Instructions to follow -> Write each line out again exactly as written.

::: Material :::

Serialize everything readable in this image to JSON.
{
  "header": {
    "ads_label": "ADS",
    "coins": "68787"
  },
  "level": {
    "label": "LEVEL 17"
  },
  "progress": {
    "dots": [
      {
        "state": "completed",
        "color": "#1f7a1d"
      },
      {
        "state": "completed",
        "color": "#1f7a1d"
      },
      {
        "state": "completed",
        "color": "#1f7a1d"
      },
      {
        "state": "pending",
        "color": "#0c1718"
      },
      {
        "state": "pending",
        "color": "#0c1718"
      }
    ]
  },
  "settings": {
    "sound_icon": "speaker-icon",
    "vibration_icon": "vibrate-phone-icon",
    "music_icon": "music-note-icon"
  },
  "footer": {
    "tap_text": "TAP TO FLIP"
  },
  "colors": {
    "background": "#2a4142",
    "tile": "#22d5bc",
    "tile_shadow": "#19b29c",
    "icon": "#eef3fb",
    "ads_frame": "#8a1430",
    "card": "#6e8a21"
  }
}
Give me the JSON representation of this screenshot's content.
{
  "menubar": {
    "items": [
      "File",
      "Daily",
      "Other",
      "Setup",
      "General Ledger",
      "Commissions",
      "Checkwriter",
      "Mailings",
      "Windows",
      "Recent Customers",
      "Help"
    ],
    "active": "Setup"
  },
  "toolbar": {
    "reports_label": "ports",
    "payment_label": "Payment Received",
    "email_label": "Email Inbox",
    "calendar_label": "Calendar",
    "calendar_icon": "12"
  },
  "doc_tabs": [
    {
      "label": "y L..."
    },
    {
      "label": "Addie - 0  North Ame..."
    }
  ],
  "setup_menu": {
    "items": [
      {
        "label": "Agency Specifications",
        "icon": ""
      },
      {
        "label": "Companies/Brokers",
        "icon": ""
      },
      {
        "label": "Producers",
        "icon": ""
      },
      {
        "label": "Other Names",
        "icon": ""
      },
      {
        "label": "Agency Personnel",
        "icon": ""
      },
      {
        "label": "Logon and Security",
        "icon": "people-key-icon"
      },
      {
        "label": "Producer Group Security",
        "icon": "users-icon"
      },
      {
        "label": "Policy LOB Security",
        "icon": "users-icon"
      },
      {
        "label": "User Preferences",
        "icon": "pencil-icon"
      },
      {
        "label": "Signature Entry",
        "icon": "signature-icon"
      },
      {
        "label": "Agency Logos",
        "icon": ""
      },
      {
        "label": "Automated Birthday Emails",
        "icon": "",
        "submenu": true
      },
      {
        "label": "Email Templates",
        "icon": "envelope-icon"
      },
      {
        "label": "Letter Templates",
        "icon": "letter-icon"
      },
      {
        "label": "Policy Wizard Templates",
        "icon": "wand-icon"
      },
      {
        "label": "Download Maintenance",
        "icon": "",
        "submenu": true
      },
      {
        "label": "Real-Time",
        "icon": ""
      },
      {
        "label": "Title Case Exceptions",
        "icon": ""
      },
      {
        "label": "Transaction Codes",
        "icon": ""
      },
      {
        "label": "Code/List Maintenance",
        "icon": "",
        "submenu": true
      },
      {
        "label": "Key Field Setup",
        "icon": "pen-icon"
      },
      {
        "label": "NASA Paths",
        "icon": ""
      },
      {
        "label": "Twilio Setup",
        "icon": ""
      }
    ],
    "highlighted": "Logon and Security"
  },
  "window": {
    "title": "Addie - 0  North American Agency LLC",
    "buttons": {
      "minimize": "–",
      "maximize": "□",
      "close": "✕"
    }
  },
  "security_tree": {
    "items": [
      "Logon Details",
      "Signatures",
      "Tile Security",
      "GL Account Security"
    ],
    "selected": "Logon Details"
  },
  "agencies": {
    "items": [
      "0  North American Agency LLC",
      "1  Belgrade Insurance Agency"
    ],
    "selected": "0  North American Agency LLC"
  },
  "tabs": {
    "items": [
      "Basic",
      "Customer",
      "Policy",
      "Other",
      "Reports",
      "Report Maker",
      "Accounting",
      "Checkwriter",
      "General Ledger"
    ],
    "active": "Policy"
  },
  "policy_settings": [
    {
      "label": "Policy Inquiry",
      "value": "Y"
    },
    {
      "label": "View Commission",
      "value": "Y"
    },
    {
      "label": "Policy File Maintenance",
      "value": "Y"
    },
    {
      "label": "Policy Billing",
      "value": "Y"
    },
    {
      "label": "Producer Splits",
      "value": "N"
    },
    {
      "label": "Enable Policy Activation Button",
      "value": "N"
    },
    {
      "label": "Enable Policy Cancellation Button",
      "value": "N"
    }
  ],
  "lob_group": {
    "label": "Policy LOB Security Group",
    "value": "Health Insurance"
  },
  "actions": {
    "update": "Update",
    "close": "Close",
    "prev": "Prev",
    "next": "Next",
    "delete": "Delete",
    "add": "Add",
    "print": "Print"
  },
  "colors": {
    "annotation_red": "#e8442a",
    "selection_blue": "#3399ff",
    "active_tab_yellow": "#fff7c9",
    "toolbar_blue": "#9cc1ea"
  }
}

:::

Written response ->
Serialize everything readable in this image to JSON.
{
  "header": {
    "ads_label": "ADS",
    "coins": "68787"
  },
  "level": {
    "label": "LEVEL 17"
  },
  "progress": {
    "dots": [
      {
        "state": "completed",
        "color": "#1f7a1d"
      },
      {
        "state": "completed",
        "color": "#1f7a1d"
      },
      {
        "state": "completed",
        "color": "#1f7a1d"
      },
      {
        "state": "pending",
        "color": "#0c1718"
      },
      {
        "state": "pending",
        "color": "#0c1718"
      }
    ]
  },
  "settings": {
    "sound_icon": "speaker-icon",
    "vibration_icon": "vibrate-phone-icon",
    "music_icon": "music-note-icon"
  },
  "footer": {
    "tap_text": "TAP TO FLIP"
  },
  "colors": {
    "background": "#2a4142",
    "tile": "#22d5bc",
    "tile_shadow": "#19b29c",
    "icon": "#eef3fb",
    "ads_frame": "#8a1430",
    "card": "#6e8a21"
  }
}
Give me the JSON representation of this screenshot's content.
{
  "menubar": {
    "items": [
      "File",
      "Daily",
      "Other",
      "Setup",
      "General Ledger",
      "Commissions",
      "Checkwriter",
      "Mailings",
      "Windows",
      "Recent Customers",
      "Help"
    ],
    "active": "Setup"
  },
  "toolbar": {
    "reports_label": "ports",
    "payment_label": "Payment Received",
    "email_label": "Email Inbox",
    "calendar_label": "Calendar",
    "calendar_icon": "12"
  },
  "doc_tabs": [
    {
      "label": "y L..."
    },
    {
      "label": "Addie - 0  North Ame..."
    }
  ],
  "setup_menu": {
    "items": [
      {
        "label": "Agency Specifications",
        "icon": ""
      },
      {
        "label": "Companies/Brokers",
        "icon": ""
      },
      {
        "label": "Producers",
        "icon": ""
      },
      {
        "label": "Other Names",
        "icon": ""
      },
      {
        "label": "Agency Personnel",
        "icon": ""
      },
      {
        "label": "Logon and Security",
        "icon": "people-key-icon"
      },
      {
        "label": "Producer Group Security",
        "icon": "users-icon"
      },
      {
        "label": "Policy LOB Security",
        "icon": "users-icon"
      },
      {
        "label": "User Preferences",
        "icon": "pencil-icon"
      },
      {
        "label": "Signature Entry",
        "icon": "signature-icon"
      },
      {
        "label": "Agency Logos",
        "icon": ""
      },
      {
        "label": "Automated Birthday Emails",
        "icon": "",
        "submenu": true
      },
      {
        "label": "Email Templates",
        "icon": "envelope-icon"
      },
      {
        "label": "Letter Templates",
        "icon": "letter-icon"
      },
      {
        "label": "Policy Wizard Templates",
        "icon": "wand-icon"
      },
      {
        "label": "Download Maintenance",
        "icon": "",
        "submenu": true
      },
      {
        "label": "Real-Time",
        "icon": ""
      },
      {
        "label": "Title Case Exceptions",
        "icon": ""
      },
      {
        "label": "Transaction Codes",
        "icon": ""
      },
      {
        "label": "Code/List Maintenance",
        "icon": "",
        "submenu": true
      },
      {
        "label": "Key Field Setup",
        "icon": "pen-icon"
      },
      {
        "label": "NASA Paths",
        "icon": ""
      },
      {
        "label": "Twilio Setup",
        "icon": ""
      }
    ],
    "highlighted": "Logon and Security"
  },
  "window": {
    "title": "Addie - 0  North American Agency LLC",
    "buttons": {
      "minimize": "–",
      "maximize": "□",
      "close": "✕"
    }
  },
  "security_tree": {
    "items": [
      "Logon Details",
      "Signatures",
      "Tile Security",
      "GL Account Security"
    ],
    "selected": "Logon Details"
  },
  "agencies": {
    "items": [
      "0  North American Agency LLC",
      "1  Belgrade Insurance Agency"
    ],
    "selected": "0  North American Agency LLC"
  },
  "tabs": {
    "items": [
      "Basic",
      "Customer",
      "Policy",
      "Other",
      "Reports",
      "Report Maker",
      "Accounting",
      "Checkwriter",
      "General Ledger"
    ],
    "active": "Policy"
  },
  "policy_settings": [
    {
      "label": "Policy Inquiry",
      "value": "Y"
    },
    {
      "label": "View Commission",
      "value": "Y"
    },
    {
      "label": "Policy File Maintenance",
      "value": "Y"
    },
    {
      "label": "Policy Billing",
      "value": "Y"
    },
    {
      "label": "Producer Splits",
      "value": "N"
    },
    {
      "label": "Enable Policy Activation Button",
      "value": "N"
    },
    {
      "label": "Enable Policy Cancellation Button",
      "value": "N"
    }
  ],
  "lob_group": {
    "label": "Policy LOB Security Group",
    "value": "Health Insurance"
  },
  "actions": {
    "update": "Update",
    "close": "Close",
    "prev": "Prev",
    "next": "Next",
    "delete": "Delete",
    "add": "Add",
    "print": "Print"
  },
  "colors": {
    "annotation_red": "#e8442a",
    "selection_blue": "#3399ff",
    "active_tab_yellow": "#fff7c9",
    "toolbar_blue": "#9cc1ea"
  }
}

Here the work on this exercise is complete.